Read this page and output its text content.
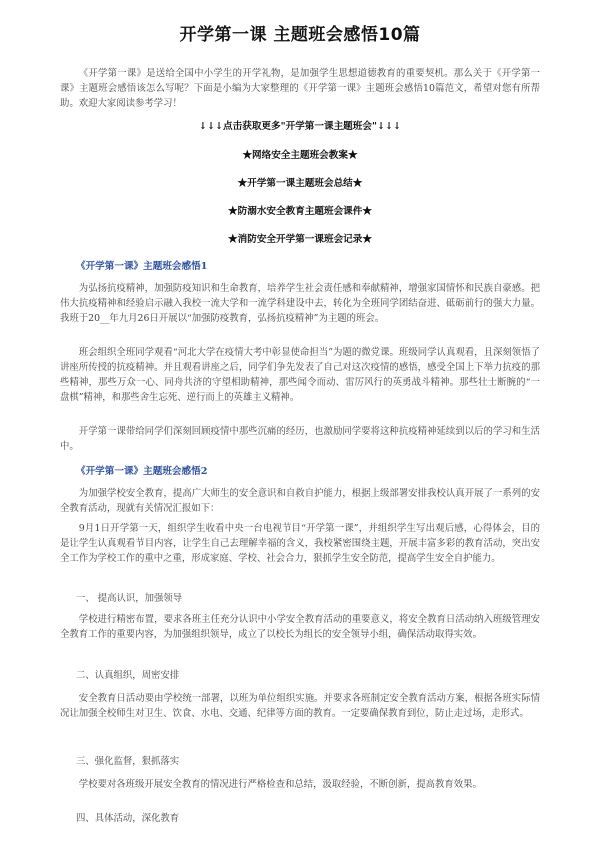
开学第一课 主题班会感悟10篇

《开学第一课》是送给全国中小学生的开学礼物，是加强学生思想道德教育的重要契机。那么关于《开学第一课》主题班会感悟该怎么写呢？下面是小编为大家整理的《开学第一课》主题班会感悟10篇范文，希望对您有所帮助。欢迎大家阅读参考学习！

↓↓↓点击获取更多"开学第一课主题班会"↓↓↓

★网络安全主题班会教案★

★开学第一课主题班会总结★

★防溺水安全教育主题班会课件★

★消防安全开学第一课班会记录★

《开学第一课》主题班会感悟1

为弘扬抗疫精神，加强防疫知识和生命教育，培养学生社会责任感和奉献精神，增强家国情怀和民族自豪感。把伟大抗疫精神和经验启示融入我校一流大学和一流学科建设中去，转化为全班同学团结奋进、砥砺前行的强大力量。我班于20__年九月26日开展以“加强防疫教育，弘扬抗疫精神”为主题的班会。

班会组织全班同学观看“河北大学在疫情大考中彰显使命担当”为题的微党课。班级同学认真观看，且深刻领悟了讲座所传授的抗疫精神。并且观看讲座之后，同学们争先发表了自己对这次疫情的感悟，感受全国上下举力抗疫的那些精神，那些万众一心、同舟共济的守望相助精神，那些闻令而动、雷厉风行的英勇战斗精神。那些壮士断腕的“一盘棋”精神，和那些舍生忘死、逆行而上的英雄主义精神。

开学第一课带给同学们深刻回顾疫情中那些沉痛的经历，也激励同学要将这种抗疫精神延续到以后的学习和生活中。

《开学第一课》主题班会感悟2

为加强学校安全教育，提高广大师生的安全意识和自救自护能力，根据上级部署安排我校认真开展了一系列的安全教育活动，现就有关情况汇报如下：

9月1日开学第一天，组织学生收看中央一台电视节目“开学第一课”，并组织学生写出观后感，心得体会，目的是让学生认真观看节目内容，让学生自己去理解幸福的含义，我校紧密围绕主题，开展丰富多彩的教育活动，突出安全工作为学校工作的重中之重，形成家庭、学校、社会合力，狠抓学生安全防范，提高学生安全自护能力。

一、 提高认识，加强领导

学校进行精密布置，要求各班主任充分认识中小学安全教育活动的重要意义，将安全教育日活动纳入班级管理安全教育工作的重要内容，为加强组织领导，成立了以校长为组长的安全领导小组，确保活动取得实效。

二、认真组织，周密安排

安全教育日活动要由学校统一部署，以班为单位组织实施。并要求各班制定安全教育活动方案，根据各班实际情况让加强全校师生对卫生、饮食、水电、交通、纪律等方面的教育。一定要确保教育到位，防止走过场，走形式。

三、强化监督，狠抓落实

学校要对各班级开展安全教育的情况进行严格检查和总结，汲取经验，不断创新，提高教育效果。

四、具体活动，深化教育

++++

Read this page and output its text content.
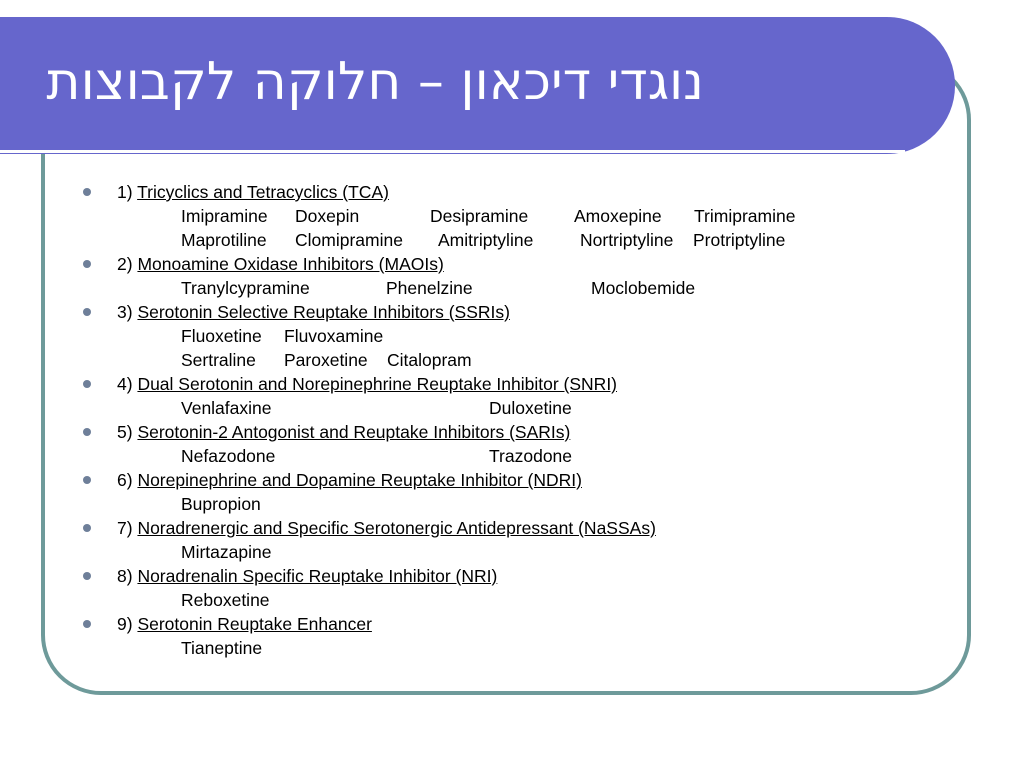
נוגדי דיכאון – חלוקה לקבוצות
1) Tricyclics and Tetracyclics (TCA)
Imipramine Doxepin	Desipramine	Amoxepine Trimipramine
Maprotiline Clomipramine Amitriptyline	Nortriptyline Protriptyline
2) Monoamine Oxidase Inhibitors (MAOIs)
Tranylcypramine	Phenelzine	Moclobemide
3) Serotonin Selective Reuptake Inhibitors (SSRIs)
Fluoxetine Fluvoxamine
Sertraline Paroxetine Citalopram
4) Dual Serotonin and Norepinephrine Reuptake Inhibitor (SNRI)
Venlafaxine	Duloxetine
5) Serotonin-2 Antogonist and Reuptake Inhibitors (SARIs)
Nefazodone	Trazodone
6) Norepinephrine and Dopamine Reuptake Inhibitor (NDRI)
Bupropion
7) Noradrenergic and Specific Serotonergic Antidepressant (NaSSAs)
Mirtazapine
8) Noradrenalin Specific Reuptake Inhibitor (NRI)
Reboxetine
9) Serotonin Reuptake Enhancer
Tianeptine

++++

Tell how many lines in the material contain the word "Inhibitors". Only the number is wanted.

3